↓↓↓
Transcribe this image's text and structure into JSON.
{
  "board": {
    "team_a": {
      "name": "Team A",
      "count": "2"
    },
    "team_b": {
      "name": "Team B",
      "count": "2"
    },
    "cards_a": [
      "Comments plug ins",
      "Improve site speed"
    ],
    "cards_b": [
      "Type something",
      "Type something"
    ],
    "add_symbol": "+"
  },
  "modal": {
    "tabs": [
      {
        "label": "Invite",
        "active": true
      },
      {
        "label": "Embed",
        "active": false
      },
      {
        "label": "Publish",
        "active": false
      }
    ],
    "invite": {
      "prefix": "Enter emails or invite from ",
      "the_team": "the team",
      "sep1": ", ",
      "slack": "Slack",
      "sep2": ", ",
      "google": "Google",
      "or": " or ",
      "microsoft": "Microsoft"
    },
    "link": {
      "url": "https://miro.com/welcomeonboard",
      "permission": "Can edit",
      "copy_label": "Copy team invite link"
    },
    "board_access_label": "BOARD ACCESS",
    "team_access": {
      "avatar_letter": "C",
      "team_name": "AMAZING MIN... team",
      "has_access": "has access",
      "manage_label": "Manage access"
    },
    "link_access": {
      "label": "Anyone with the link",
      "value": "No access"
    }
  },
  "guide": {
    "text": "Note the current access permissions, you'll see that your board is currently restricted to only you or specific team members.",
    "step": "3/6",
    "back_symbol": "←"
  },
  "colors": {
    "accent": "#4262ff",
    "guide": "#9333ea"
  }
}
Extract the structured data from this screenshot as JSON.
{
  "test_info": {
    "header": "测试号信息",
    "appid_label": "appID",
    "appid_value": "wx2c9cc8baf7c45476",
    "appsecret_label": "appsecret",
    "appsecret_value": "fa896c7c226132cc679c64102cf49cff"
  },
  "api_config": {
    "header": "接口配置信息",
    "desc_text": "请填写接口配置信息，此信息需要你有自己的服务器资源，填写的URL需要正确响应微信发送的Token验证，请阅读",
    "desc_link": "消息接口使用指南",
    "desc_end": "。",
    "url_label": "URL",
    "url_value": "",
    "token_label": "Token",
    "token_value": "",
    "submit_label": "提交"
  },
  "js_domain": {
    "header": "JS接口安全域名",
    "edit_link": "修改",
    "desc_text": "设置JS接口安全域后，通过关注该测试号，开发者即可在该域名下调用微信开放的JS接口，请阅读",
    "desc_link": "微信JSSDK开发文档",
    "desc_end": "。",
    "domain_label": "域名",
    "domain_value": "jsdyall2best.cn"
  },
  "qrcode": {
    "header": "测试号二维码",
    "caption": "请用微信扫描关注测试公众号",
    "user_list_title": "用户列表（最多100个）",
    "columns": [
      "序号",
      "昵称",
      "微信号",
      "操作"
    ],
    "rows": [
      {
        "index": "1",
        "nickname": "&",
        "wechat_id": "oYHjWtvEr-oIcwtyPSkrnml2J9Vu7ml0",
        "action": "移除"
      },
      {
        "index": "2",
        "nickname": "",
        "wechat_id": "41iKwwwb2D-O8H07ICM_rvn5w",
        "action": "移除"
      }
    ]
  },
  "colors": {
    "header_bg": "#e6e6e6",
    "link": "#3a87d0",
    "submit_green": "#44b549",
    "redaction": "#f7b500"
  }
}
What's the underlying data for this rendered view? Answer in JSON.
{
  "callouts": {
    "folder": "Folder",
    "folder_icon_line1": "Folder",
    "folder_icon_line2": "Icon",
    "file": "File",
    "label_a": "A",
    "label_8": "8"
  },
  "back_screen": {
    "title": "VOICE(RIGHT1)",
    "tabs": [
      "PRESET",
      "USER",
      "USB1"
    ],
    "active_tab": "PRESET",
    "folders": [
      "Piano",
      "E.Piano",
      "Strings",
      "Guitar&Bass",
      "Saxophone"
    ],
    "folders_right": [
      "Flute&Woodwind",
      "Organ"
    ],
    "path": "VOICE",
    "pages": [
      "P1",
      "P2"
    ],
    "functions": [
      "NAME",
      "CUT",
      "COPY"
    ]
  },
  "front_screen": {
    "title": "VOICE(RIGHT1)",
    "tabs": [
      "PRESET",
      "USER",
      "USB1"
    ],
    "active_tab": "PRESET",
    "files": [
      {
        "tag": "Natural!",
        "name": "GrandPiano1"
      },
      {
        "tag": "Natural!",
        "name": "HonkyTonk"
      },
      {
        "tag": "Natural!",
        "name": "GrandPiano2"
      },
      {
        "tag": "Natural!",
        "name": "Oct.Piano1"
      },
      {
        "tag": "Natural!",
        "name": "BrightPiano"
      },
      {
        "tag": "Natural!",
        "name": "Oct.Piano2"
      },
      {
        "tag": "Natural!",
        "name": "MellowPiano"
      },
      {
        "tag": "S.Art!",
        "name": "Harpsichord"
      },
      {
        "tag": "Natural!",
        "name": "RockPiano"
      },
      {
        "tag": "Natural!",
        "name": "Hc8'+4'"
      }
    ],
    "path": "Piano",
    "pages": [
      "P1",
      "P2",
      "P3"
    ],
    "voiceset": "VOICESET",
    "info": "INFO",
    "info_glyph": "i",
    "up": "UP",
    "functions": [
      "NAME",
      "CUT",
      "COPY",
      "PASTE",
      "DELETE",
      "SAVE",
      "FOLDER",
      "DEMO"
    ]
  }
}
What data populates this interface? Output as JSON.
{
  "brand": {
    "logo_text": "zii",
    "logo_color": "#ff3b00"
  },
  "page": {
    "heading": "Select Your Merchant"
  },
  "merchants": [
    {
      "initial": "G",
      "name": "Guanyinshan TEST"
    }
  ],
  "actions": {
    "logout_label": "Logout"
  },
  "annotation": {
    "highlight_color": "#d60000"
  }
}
↑↑↑
**What is asked**
Give the entries again in full, exactly as they are written.

**Response to the task**
Transcribe this image's text and structure into JSON.
{
  "board": {
    "team_a": {
      "name": "Team A",
      "count": "2"
    },
    "team_b": {
      "name": "Team B",
      "count": "2"
    },
    "cards_a": [
      "Comments plug ins",
      "Improve site speed"
    ],
    "cards_b": [
      "Type something",
      "Type something"
    ],
    "add_symbol": "+"
  },
  "modal": {
    "tabs": [
      {
        "label": "Invite",
        "active": true
      },
      {
        "label": "Embed",
        "active": false
      },
      {
        "label": "Publish",
        "active": false
      }
    ],
    "invite": {
      "prefix": "Enter emails or invite from ",
      "the_team": "the team",
      "sep1": ", ",
      "slack": "Slack",
      "sep2": ", ",
      "google": "Google",
      "or": " or ",
      "microsoft": "Microsoft"
    },
    "link": {
      "url": "https://miro.com/welcomeonboard",
      "permission": "Can edit",
      "copy_label": "Copy team invite link"
    },
    "board_access_label": "BOARD ACCESS",
    "team_access": {
      "avatar_letter": "C",
      "team_name": "AMAZING MIN... team",
      "has_access": "has access",
      "manage_label": "Manage access"
    },
    "link_access": {
      "label": "Anyone with the link",
      "value": "No access"
    }
  },
  "guide": {
    "text": "Note the current access permissions, you'll see that your board is currently restricted to only you or specific team members.",
    "step": "3/6",
    "back_symbol": "←"
  },
  "colors": {
    "accent": "#4262ff",
    "guide": "#9333ea"
  }
}
Extract the structured data from this screenshot as JSON.
{
  "test_info": {
    "header": "测试号信息",
    "appid_label": "appID",
    "appid_value": "wx2c9cc8baf7c45476",
    "appsecret_label": "appsecret",
    "appsecret_value": "fa896c7c226132cc679c64102cf49cff"
  },
  "api_config": {
    "header": "接口配置信息",
    "desc_text": "请填写接口配置信息，此信息需要你有自己的服务器资源，填写的URL需要正确响应微信发送的Token验证，请阅读",
    "desc_link": "消息接口使用指南",
    "desc_end": "。",
    "url_label": "URL",
    "url_value": "",
    "token_label": "Token",
    "token_value": "",
    "submit_label": "提交"
  },
  "js_domain": {
    "header": "JS接口安全域名",
    "edit_link": "修改",
    "desc_text": "设置JS接口安全域后，通过关注该测试号，开发者即可在该域名下调用微信开放的JS接口，请阅读",
    "desc_link": "微信JSSDK开发文档",
    "desc_end": "。",
    "domain_label": "域名",
    "domain_value": "jsdyall2best.cn"
  },
  "qrcode": {
    "header": "测试号二维码",
    "caption": "请用微信扫描关注测试公众号",
    "user_list_title": "用户列表（最多100个）",
    "columns": [
      "序号",
      "昵称",
      "微信号",
      "操作"
    ],
    "rows": [
      {
        "index": "1",
        "nickname": "&",
        "wechat_id": "oYHjWtvEr-oIcwtyPSkrnml2J9Vu7ml0",
        "action": "移除"
      },
      {
        "index": "2",
        "nickname": "",
        "wechat_id": "41iKwwwb2D-O8H07ICM_rvn5w",
        "action": "移除"
      }
    ]
  },
  "colors": {
    "header_bg": "#e6e6e6",
    "link": "#3a87d0",
    "submit_green": "#44b549",
    "redaction": "#f7b500"
  }
}
What's the underlying data for this rendered view? Answer in JSON.
{
  "callouts": {
    "folder": "Folder",
    "folder_icon_line1": "Folder",
    "folder_icon_line2": "Icon",
    "file": "File",
    "label_a": "A",
    "label_8": "8"
  },
  "back_screen": {
    "title": "VOICE(RIGHT1)",
    "tabs": [
      "PRESET",
      "USER",
      "USB1"
    ],
    "active_tab": "PRESET",
    "folders": [
      "Piano",
      "E.Piano",
      "Strings",
      "Guitar&Bass",
      "Saxophone"
    ],
    "folders_right": [
      "Flute&Woodwind",
      "Organ"
    ],
    "path": "VOICE",
    "pages": [
      "P1",
      "P2"
    ],
    "functions": [
      "NAME",
      "CUT",
      "COPY"
    ]
  },
  "front_screen": {
    "title": "VOICE(RIGHT1)",
    "tabs": [
      "PRESET",
      "USER",
      "USB1"
    ],
    "active_tab": "PRESET",
    "files": [
      {
        "tag": "Natural!",
        "name": "GrandPiano1"
      },
      {
        "tag": "Natural!",
        "name": "HonkyTonk"
      },
      {
        "tag": "Natural!",
        "name": "GrandPiano2"
      },
      {
        "tag": "Natural!",
        "name": "Oct.Piano1"
      },
      {
        "tag": "Natural!",
        "name": "BrightPiano"
      },
      {
        "tag": "Natural!",
        "name": "Oct.Piano2"
      },
      {
        "tag": "Natural!",
        "name": "MellowPiano"
      },
      {
        "tag": "S.Art!",
        "name": "Harpsichord"
      },
      {
        "tag": "Natural!",
        "name": "RockPiano"
      },
      {
        "tag": "Natural!",
        "name": "Hc8'+4'"
      }
    ],
    "path": "Piano",
    "pages": [
      "P1",
      "P2",
      "P3"
    ],
    "voiceset": "VOICESET",
    "info": "INFO",
    "info_glyph": "i",
    "up": "UP",
    "functions": [
      "NAME",
      "CUT",
      "COPY",
      "PASTE",
      "DELETE",
      "SAVE",
      "FOLDER",
      "DEMO"
    ]
  }
}
What data populates this interface? Output as JSON.
{
  "brand": {
    "logo_text": "zii",
    "logo_color": "#ff3b00"
  },
  "page": {
    "heading": "Select Your Merchant"
  },
  "merchants": [
    {
      "initial": "G",
      "name": "Guanyinshan TEST"
    }
  ],
  "actions": {
    "logout_label": "Logout"
  },
  "annotation": {
    "highlight_color": "#d60000"
  }
}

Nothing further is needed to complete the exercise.